— Page —
* * * * * * *

Flaubert et la Princesse Mathilde

Les Amis de Flaubert – Année 1966 – Bulletin n° 29 – Page 46

 

Flaubert et la Princesse Mathilde

Le bon géant Flaubert y arrivait toujours un peu ébloui, gêné par la livrée et le décor. Aussi, ne sachant comment se comporter pour avoir un maximum de correction, et désespéré de ses mains dont l’une serrait fébrilement le chapeau claque, il fourrait, au dernier moment, l’autre dans la poche de son pantalon, puis, marchant rapidement vers la maîtresse de maison, il se précipitait sur ses mains, dévot et embarrassé. Un jour, son gros pince-nez, cerné d’écaillé, se prit dans une dentelle de la Princesse. Ce fut pour lui un drame. Mais elle eut vite fait de le mettre à l’aise avec sa royale bonhomie. Alors il se redressait, heureux d’avoir échappé à tous ces dangers, puis il passait ses mains nerveuses dans ses longs cheveux qui, n’étant déjà plus qu’un ornement des tempes, tombaient mollement sur sa nuque.

« Avec ces cheveux » disait Giraud, « on est tout de suite averti que l’on a affaire à un homme qui déteste la plaisanterie ».

Les mèches couvraient à demi ses oreilles, et la grosse moustache blonde, une fois bien équilibrée dans ses pointes, il se reposait dans la confiance.

* * * * * * *

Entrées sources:
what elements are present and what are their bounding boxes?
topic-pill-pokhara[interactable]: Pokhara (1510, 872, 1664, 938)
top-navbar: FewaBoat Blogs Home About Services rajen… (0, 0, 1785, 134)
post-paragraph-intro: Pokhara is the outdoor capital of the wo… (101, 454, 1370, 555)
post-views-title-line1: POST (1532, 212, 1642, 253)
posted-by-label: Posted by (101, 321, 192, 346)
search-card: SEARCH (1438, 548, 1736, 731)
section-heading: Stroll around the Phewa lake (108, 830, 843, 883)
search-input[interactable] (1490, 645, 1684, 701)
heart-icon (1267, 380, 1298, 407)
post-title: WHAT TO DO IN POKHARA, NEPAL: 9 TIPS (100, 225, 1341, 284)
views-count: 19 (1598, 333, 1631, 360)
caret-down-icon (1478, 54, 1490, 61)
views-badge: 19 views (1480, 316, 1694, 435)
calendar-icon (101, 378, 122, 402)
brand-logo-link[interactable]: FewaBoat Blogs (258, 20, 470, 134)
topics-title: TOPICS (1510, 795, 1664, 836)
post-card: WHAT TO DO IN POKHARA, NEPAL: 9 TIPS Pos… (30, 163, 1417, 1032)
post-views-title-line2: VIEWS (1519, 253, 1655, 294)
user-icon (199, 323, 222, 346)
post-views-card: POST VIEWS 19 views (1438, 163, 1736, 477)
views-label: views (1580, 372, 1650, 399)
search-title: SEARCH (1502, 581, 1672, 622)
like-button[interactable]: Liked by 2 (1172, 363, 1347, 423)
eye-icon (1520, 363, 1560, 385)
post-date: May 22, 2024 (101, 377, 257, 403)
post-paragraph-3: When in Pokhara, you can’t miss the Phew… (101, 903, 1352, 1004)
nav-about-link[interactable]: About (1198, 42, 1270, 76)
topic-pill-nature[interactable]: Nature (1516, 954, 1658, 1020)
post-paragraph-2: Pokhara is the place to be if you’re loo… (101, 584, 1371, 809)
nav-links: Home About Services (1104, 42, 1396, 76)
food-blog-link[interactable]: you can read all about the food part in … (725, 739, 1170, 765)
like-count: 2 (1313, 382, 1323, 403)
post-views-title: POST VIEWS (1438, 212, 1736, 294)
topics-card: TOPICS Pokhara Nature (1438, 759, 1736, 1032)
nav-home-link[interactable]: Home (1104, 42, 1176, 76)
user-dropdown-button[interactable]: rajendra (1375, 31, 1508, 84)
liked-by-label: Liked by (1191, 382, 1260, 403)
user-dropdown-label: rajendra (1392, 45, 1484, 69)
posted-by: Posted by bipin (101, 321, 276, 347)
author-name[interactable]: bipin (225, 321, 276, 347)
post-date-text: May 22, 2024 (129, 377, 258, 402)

* * * * * * *

— Énoncé —
Dans le texte sur Flaubert et la princesse Mathilde, dans quoi le pince-nez de Flaubert se prit-il un jour ?

— Réponse attendue —
Dans une dentelle de la Princesse.